Recorded data
:::::

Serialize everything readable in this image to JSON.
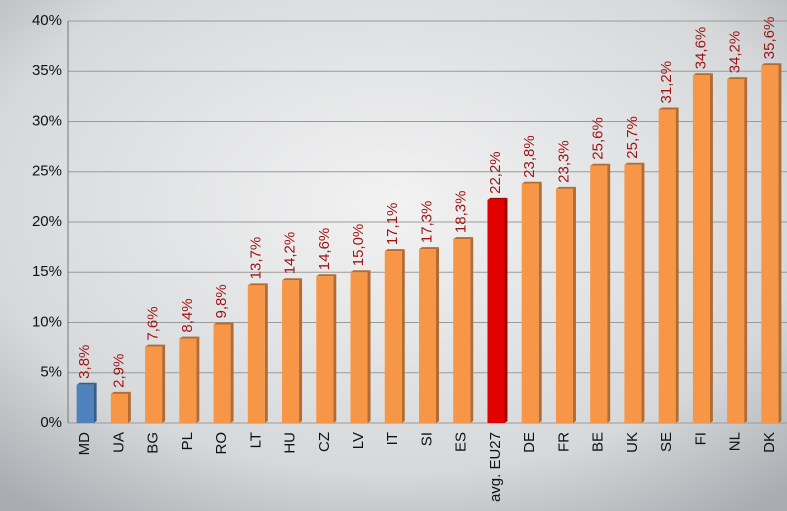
{
  "chart_data": {
    "type": "bar",
    "categories": [
      "MD",
      "UA",
      "BG",
      "PL",
      "RO",
      "LT",
      "HU",
      "CZ",
      "LV",
      "IT",
      "SI",
      "ES",
      "avg. EU27",
      "DE",
      "FR",
      "BE",
      "UK",
      "SE",
      "FI",
      "NL",
      "DK"
    ],
    "values": [
      3.8,
      2.9,
      7.6,
      8.4,
      9.8,
      13.7,
      14.2,
      14.6,
      15.0,
      17.1,
      17.3,
      18.3,
      22.2,
      23.8,
      23.3,
      25.6,
      25.7,
      31.2,
      34.6,
      34.2,
      35.6
    ],
    "value_labels": [
      "3,8%",
      "2,9%",
      "7,6%",
      "8,4%",
      "9,8%",
      "13,7%",
      "14,2%",
      "14,6%",
      "15,0%",
      "17,1%",
      "17,3%",
      "18,3%",
      "22,2%",
      "23,8%",
      "23,3%",
      "25,6%",
      "25,7%",
      "31,2%",
      "34,6%",
      "34,2%",
      "35,6%"
    ],
    "colors": [
      "#4f81bd",
      "#f79646",
      "#f79646",
      "#f79646",
      "#f79646",
      "#f79646",
      "#f79646",
      "#f79646",
      "#f79646",
      "#f79646",
      "#f79646",
      "#f79646",
      "#e30000",
      "#f79646",
      "#f79646",
      "#f79646",
      "#f79646",
      "#f79646",
      "#f79646",
      "#f79646",
      "#f79646"
    ],
    "ylim": [
      0,
      40
    ],
    "yticks": [
      {
        "value": 0,
        "label": "0%"
      },
      {
        "value": 5,
        "label": "5%"
      },
      {
        "value": 10,
        "label": "10%"
      },
      {
        "value": 15,
        "label": "15%"
      },
      {
        "value": 20,
        "label": "20%"
      },
      {
        "value": 25,
        "label": "25%"
      },
      {
        "value": 30,
        "label": "30%"
      },
      {
        "value": 35,
        "label": "35%"
      },
      {
        "value": 40,
        "label": "40%"
      }
    ],
    "grid": true
  }
}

:::::

■ WHAT IS BEING ASKED
Repeat the entries exactly. Pictures are excluded from the copy.

■ OUTPUT
Serialize everything readable in this image to JSON.
{
  "chart_data": {
    "type": "bar",
    "categories": [
      "MD",
      "UA",
      "BG",
      "PL",
      "RO",
      "LT",
      "HU",
      "CZ",
      "LV",
      "IT",
      "SI",
      "ES",
      "avg. EU27",
      "DE",
      "FR",
      "BE",
      "UK",
      "SE",
      "FI",
      "NL",
      "DK"
    ],
    "values": [
      3.8,
      2.9,
      7.6,
      8.4,
      9.8,
      13.7,
      14.2,
      14.6,
      15.0,
      17.1,
      17.3,
      18.3,
      22.2,
      23.8,
      23.3,
      25.6,
      25.7,
      31.2,
      34.6,
      34.2,
      35.6
    ],
    "value_labels": [
      "3,8%",
      "2,9%",
      "7,6%",
      "8,4%",
      "9,8%",
      "13,7%",
      "14,2%",
      "14,6%",
      "15,0%",
      "17,1%",
      "17,3%",
      "18,3%",
      "22,2%",
      "23,8%",
      "23,3%",
      "25,6%",
      "25,7%",
      "31,2%",
      "34,6%",
      "34,2%",
      "35,6%"
    ],
    "colors": [
      "#4f81bd",
      "#f79646",
      "#f79646",
      "#f79646",
      "#f79646",
      "#f79646",
      "#f79646",
      "#f79646",
      "#f79646",
      "#f79646",
      "#f79646",
      "#f79646",
      "#e30000",
      "#f79646",
      "#f79646",
      "#f79646",
      "#f79646",
      "#f79646",
      "#f79646",
      "#f79646",
      "#f79646"
    ],
    "ylim": [
      0,
      40
    ],
    "yticks": [
      {
        "value": 0,
        "label": "0%"
      },
      {
        "value": 5,
        "label": "5%"
      },
      {
        "value": 10,
        "label": "10%"
      },
      {
        "value": 15,
        "label": "15%"
      },
      {
        "value": 20,
        "label": "20%"
      },
      {
        "value": 25,
        "label": "25%"
      },
      {
        "value": 30,
        "label": "30%"
      },
      {
        "value": 35,
        "label": "35%"
      },
      {
        "value": 40,
        "label": "40%"
      }
    ],
    "grid": true
  }
}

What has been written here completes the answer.